■ Extracted material:
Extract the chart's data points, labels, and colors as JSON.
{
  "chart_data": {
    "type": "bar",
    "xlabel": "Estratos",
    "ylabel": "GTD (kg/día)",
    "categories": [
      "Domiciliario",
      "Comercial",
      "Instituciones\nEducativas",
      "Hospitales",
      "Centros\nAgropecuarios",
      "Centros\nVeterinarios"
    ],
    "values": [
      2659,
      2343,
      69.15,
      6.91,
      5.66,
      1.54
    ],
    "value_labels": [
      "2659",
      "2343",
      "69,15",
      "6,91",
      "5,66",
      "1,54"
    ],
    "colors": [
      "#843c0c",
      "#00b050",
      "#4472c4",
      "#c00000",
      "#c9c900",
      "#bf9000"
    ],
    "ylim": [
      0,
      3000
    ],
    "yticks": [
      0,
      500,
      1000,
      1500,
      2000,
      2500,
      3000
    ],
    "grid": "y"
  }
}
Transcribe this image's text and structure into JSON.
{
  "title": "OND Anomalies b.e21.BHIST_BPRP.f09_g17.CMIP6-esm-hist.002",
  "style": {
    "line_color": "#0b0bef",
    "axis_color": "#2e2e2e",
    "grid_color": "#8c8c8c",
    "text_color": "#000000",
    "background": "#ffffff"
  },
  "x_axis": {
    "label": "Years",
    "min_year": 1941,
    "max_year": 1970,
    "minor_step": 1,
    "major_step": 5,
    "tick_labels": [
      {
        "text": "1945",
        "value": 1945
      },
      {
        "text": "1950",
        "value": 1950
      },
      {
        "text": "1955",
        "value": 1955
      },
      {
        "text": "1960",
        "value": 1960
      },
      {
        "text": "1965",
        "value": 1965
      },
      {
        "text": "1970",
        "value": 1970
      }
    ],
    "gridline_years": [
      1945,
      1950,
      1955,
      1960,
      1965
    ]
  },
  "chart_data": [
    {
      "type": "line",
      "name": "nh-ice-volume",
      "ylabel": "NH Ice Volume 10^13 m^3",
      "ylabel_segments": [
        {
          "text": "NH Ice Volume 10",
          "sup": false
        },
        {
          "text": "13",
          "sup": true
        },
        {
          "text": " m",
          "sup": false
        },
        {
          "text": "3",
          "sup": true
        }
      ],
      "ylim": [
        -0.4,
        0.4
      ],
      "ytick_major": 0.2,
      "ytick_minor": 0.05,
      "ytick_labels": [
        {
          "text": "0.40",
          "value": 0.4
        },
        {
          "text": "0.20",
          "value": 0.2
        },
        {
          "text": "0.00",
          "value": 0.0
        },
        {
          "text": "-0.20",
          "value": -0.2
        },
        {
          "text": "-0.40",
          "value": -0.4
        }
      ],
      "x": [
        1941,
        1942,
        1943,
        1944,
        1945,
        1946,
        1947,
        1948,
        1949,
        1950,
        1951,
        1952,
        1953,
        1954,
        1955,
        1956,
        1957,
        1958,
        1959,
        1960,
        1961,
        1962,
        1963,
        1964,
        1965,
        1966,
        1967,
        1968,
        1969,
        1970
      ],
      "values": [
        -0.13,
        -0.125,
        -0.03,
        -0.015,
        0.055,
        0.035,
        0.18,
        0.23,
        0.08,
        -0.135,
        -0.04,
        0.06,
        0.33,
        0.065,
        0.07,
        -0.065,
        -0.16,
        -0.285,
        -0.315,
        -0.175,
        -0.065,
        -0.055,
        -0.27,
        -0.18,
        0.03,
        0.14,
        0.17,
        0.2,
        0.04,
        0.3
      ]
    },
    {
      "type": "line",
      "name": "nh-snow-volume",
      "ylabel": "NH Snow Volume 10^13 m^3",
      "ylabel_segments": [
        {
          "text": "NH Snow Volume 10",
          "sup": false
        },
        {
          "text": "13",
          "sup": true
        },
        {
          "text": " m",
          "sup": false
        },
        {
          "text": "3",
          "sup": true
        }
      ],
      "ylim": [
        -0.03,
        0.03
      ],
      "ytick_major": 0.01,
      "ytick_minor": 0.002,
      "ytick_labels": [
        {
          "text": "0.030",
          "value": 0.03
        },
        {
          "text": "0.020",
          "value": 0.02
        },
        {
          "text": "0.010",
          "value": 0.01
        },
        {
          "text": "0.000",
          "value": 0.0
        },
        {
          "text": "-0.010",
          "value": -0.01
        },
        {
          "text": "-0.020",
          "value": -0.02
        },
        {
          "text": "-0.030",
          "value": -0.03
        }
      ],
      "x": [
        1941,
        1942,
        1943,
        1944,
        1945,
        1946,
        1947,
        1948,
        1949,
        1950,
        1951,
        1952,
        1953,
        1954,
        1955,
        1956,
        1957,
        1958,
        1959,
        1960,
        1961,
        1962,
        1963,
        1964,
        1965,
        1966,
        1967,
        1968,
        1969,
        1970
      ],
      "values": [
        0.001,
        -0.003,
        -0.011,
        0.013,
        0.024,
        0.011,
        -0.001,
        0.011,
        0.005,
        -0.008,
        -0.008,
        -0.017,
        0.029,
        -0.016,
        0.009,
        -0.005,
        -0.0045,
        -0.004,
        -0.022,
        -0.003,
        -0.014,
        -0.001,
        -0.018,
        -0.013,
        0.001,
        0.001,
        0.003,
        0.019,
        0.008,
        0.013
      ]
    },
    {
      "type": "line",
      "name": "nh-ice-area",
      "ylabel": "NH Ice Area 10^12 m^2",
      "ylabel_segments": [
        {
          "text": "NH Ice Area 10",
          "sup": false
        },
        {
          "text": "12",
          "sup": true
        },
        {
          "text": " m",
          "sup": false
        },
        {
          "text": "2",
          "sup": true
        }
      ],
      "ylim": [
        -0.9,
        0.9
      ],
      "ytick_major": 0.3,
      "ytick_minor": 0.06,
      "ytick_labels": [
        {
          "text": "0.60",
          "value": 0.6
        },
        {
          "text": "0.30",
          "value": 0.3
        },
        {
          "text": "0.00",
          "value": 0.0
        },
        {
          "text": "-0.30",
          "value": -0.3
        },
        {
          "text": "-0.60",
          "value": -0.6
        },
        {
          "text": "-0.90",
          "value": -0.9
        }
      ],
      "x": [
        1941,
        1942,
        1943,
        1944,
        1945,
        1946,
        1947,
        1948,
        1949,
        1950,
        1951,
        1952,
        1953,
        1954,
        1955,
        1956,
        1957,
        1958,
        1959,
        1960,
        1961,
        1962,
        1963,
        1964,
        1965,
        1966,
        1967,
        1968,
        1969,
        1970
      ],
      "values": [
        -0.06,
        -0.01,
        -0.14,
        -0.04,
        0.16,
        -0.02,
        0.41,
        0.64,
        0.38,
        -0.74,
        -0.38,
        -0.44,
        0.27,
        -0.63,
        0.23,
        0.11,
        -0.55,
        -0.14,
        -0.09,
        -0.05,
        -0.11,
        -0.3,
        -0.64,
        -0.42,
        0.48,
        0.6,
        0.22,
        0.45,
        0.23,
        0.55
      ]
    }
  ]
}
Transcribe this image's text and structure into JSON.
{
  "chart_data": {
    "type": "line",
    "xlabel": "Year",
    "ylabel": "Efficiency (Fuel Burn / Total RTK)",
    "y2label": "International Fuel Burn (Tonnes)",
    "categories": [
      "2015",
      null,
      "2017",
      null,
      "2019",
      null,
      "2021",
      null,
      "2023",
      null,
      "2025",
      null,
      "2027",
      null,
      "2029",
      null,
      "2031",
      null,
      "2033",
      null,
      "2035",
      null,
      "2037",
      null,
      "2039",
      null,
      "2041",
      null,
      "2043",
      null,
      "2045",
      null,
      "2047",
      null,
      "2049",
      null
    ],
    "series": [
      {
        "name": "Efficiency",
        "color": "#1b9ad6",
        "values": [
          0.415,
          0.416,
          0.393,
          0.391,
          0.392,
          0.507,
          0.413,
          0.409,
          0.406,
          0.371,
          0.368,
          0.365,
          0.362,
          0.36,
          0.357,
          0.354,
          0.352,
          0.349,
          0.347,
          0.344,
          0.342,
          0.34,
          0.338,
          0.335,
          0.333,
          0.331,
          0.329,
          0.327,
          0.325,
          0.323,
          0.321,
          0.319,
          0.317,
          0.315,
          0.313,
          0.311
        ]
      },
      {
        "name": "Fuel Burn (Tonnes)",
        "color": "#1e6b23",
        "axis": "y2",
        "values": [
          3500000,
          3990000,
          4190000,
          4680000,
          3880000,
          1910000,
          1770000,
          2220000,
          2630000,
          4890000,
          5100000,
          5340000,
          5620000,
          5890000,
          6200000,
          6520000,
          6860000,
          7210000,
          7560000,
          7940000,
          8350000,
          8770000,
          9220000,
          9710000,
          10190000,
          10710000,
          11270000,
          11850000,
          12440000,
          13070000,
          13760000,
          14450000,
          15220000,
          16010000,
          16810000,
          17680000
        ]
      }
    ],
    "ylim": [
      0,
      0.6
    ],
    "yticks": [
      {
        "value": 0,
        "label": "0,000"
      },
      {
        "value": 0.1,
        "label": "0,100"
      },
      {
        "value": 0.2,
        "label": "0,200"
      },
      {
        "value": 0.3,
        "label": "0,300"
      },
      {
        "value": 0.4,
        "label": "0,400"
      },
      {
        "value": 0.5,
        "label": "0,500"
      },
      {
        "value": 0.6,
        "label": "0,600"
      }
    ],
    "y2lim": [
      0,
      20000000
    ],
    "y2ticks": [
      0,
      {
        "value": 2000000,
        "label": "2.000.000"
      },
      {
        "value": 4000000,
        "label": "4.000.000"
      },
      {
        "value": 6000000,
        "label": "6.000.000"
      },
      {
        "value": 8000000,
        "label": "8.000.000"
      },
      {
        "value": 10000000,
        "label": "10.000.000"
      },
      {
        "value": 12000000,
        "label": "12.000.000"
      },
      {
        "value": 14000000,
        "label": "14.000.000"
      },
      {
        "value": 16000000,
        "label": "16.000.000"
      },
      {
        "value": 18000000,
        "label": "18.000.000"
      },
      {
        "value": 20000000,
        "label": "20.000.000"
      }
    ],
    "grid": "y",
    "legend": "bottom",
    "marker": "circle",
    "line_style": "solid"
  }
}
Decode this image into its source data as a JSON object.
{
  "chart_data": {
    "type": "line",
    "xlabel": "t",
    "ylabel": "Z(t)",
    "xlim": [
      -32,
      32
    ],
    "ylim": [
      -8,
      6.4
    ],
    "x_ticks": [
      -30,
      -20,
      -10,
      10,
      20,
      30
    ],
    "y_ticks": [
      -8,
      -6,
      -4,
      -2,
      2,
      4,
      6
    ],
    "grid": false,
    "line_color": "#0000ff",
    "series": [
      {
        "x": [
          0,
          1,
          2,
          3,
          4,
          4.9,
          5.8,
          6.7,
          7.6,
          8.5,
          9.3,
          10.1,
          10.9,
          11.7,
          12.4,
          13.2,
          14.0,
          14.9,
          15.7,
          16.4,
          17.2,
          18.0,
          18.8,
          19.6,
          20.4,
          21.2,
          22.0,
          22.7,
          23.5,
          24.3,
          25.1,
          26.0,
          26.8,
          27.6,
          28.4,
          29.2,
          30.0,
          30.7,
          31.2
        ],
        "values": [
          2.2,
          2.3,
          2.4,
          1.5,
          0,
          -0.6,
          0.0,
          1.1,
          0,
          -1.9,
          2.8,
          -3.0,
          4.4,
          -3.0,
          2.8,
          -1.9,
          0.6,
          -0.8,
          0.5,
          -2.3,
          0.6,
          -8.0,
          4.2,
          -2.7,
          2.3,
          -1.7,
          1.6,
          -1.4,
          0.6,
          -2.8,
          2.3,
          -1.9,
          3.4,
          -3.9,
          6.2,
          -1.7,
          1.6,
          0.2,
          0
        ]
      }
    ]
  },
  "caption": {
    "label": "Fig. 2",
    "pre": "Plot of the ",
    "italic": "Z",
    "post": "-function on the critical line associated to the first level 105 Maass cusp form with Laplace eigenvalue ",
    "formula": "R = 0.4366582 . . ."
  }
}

■ Written request:
Identify all lines where the word "Burn" shows up. Copy them.

■ Answer to the problem:
    "ylabel": "Efficiency (Fuel Burn / Total RTK)",
    "y2label": "International Fuel Burn (Tonnes)",
        "name": "Fuel Burn (Tonnes)",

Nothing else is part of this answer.